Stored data
◇ ◇ ◇

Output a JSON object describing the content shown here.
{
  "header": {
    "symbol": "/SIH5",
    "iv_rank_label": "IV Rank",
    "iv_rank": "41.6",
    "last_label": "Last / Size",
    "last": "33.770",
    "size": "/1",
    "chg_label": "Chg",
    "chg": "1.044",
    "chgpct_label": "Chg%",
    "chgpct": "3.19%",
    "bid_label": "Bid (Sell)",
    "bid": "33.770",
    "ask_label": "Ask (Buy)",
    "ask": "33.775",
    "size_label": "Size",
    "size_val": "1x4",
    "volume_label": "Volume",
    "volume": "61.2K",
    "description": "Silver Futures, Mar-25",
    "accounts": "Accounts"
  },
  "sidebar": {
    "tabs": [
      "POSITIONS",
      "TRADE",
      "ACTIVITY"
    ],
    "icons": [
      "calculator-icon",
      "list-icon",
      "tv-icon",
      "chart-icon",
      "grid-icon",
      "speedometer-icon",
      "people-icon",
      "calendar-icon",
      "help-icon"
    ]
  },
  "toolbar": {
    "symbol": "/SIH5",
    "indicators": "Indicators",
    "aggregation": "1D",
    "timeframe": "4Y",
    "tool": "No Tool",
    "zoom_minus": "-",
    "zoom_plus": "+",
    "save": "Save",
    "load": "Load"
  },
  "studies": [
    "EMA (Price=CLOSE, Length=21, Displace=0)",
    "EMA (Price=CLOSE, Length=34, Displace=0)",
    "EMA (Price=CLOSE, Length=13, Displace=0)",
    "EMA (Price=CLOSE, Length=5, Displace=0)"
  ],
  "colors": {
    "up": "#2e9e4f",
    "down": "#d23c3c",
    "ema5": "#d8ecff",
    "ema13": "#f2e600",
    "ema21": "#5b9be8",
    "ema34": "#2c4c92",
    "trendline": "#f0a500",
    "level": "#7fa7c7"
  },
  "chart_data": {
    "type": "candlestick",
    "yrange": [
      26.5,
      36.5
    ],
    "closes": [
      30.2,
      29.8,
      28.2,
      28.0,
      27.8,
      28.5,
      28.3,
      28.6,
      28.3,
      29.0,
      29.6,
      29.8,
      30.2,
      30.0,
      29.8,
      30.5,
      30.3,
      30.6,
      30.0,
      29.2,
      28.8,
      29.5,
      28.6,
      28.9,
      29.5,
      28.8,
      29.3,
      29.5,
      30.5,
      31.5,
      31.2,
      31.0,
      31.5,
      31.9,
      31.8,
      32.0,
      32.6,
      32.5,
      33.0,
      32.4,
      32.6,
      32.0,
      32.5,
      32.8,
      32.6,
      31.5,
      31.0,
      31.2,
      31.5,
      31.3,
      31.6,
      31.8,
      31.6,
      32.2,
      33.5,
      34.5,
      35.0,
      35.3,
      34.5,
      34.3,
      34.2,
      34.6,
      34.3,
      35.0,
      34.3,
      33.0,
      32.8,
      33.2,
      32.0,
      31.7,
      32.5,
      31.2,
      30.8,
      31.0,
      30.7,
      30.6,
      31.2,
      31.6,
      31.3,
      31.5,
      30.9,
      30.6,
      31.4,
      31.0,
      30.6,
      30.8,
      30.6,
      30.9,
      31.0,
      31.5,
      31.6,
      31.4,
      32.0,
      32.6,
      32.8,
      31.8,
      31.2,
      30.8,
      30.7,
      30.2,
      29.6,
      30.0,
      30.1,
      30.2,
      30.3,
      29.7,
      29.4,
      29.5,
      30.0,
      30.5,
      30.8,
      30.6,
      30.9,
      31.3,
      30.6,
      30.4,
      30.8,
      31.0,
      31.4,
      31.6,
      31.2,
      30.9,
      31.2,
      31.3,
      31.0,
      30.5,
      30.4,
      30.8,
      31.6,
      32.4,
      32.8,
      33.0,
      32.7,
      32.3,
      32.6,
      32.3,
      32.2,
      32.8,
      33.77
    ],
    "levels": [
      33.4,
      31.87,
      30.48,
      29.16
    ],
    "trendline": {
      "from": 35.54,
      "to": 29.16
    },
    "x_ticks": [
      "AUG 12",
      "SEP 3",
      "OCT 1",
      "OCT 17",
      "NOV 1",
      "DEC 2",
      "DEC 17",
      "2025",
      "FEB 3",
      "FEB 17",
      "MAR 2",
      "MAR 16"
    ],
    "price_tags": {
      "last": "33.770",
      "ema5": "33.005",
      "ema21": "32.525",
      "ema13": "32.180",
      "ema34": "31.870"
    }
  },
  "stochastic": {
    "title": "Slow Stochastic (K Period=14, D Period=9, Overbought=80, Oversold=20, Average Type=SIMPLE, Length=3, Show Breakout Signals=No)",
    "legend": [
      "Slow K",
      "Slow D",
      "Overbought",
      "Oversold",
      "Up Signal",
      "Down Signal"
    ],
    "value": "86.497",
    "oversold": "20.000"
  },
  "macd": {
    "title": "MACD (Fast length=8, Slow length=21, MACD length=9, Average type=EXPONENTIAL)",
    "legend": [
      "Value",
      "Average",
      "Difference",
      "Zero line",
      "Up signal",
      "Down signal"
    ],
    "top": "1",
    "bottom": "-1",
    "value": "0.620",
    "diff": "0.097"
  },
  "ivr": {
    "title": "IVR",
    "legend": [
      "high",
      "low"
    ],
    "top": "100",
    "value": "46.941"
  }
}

◇ ◇ ◇

The task
Extract the complete data, matching each line exactly.

Answer to the problem
Output a JSON object describing the content shown here.
{
  "header": {
    "symbol": "/SIH5",
    "iv_rank_label": "IV Rank",
    "iv_rank": "41.6",
    "last_label": "Last / Size",
    "last": "33.770",
    "size": "/1",
    "chg_label": "Chg",
    "chg": "1.044",
    "chgpct_label": "Chg%",
    "chgpct": "3.19%",
    "bid_label": "Bid (Sell)",
    "bid": "33.770",
    "ask_label": "Ask (Buy)",
    "ask": "33.775",
    "size_label": "Size",
    "size_val": "1x4",
    "volume_label": "Volume",
    "volume": "61.2K",
    "description": "Silver Futures, Mar-25",
    "accounts": "Accounts"
  },
  "sidebar": {
    "tabs": [
      "POSITIONS",
      "TRADE",
      "ACTIVITY"
    ],
    "icons": [
      "calculator-icon",
      "list-icon",
      "tv-icon",
      "chart-icon",
      "grid-icon",
      "speedometer-icon",
      "people-icon",
      "calendar-icon",
      "help-icon"
    ]
  },
  "toolbar": {
    "symbol": "/SIH5",
    "indicators": "Indicators",
    "aggregation": "1D",
    "timeframe": "4Y",
    "tool": "No Tool",
    "zoom_minus": "-",
    "zoom_plus": "+",
    "save": "Save",
    "load": "Load"
  },
  "studies": [
    "EMA (Price=CLOSE, Length=21, Displace=0)",
    "EMA (Price=CLOSE, Length=34, Displace=0)",
    "EMA (Price=CLOSE, Length=13, Displace=0)",
    "EMA (Price=CLOSE, Length=5, Displace=0)"
  ],
  "colors": {
    "up": "#2e9e4f",
    "down": "#d23c3c",
    "ema5": "#d8ecff",
    "ema13": "#f2e600",
    "ema21": "#5b9be8",
    "ema34": "#2c4c92",
    "trendline": "#f0a500",
    "level": "#7fa7c7"
  },
  "chart_data": {
    "type": "candlestick",
    "yrange": [
      26.5,
      36.5
    ],
    "closes": [
      30.2,
      29.8,
      28.2,
      28.0,
      27.8,
      28.5,
      28.3,
      28.6,
      28.3,
      29.0,
      29.6,
      29.8,
      30.2,
      30.0,
      29.8,
      30.5,
      30.3,
      30.6,
      30.0,
      29.2,
      28.8,
      29.5,
      28.6,
      28.9,
      29.5,
      28.8,
      29.3,
      29.5,
      30.5,
      31.5,
      31.2,
      31.0,
      31.5,
      31.9,
      31.8,
      32.0,
      32.6,
      32.5,
      33.0,
      32.4,
      32.6,
      32.0,
      32.5,
      32.8,
      32.6,
      31.5,
      31.0,
      31.2,
      31.5,
      31.3,
      31.6,
      31.8,
      31.6,
      32.2,
      33.5,
      34.5,
      35.0,
      35.3,
      34.5,
      34.3,
      34.2,
      34.6,
      34.3,
      35.0,
      34.3,
      33.0,
      32.8,
      33.2,
      32.0,
      31.7,
      32.5,
      31.2,
      30.8,
      31.0,
      30.7,
      30.6,
      31.2,
      31.6,
      31.3,
      31.5,
      30.9,
      30.6,
      31.4,
      31.0,
      30.6,
      30.8,
      30.6,
      30.9,
      31.0,
      31.5,
      31.6,
      31.4,
      32.0,
      32.6,
      32.8,
      31.8,
      31.2,
      30.8,
      30.7,
      30.2,
      29.6,
      30.0,
      30.1,
      30.2,
      30.3,
      29.7,
      29.4,
      29.5,
      30.0,
      30.5,
      30.8,
      30.6,
      30.9,
      31.3,
      30.6,
      30.4,
      30.8,
      31.0,
      31.4,
      31.6,
      31.2,
      30.9,
      31.2,
      31.3,
      31.0,
      30.5,
      30.4,
      30.8,
      31.6,
      32.4,
      32.8,
      33.0,
      32.7,
      32.3,
      32.6,
      32.3,
      32.2,
      32.8,
      33.77
    ],
    "levels": [
      33.4,
      31.87,
      30.48,
      29.16
    ],
    "trendline": {
      "from": 35.54,
      "to": 29.16
    },
    "x_ticks": [
      "AUG 12",
      "SEP 3",
      "OCT 1",
      "OCT 17",
      "NOV 1",
      "DEC 2",
      "DEC 17",
      "2025",
      "FEB 3",
      "FEB 17",
      "MAR 2",
      "MAR 16"
    ],
    "price_tags": {
      "last": "33.770",
      "ema5": "33.005",
      "ema21": "32.525",
      "ema13": "32.180",
      "ema34": "31.870"
    }
  },
  "stochastic": {
    "title": "Slow Stochastic (K Period=14, D Period=9, Overbought=80, Oversold=20, Average Type=SIMPLE, Length=3, Show Breakout Signals=No)",
    "legend": [
      "Slow K",
      "Slow D",
      "Overbought",
      "Oversold",
      "Up Signal",
      "Down Signal"
    ],
    "value": "86.497",
    "oversold": "20.000"
  },
  "macd": {
    "title": "MACD (Fast length=8, Slow length=21, MACD length=9, Average type=EXPONENTIAL)",
    "legend": [
      "Value",
      "Average",
      "Difference",
      "Zero line",
      "Up signal",
      "Down signal"
    ],
    "top": "1",
    "bottom": "-1",
    "value": "0.620",
    "diff": "0.097"
  },
  "ivr": {
    "title": "IVR",
    "legend": [
      "high",
      "low"
    ],
    "top": "100",
    "value": "46.941"
  }
}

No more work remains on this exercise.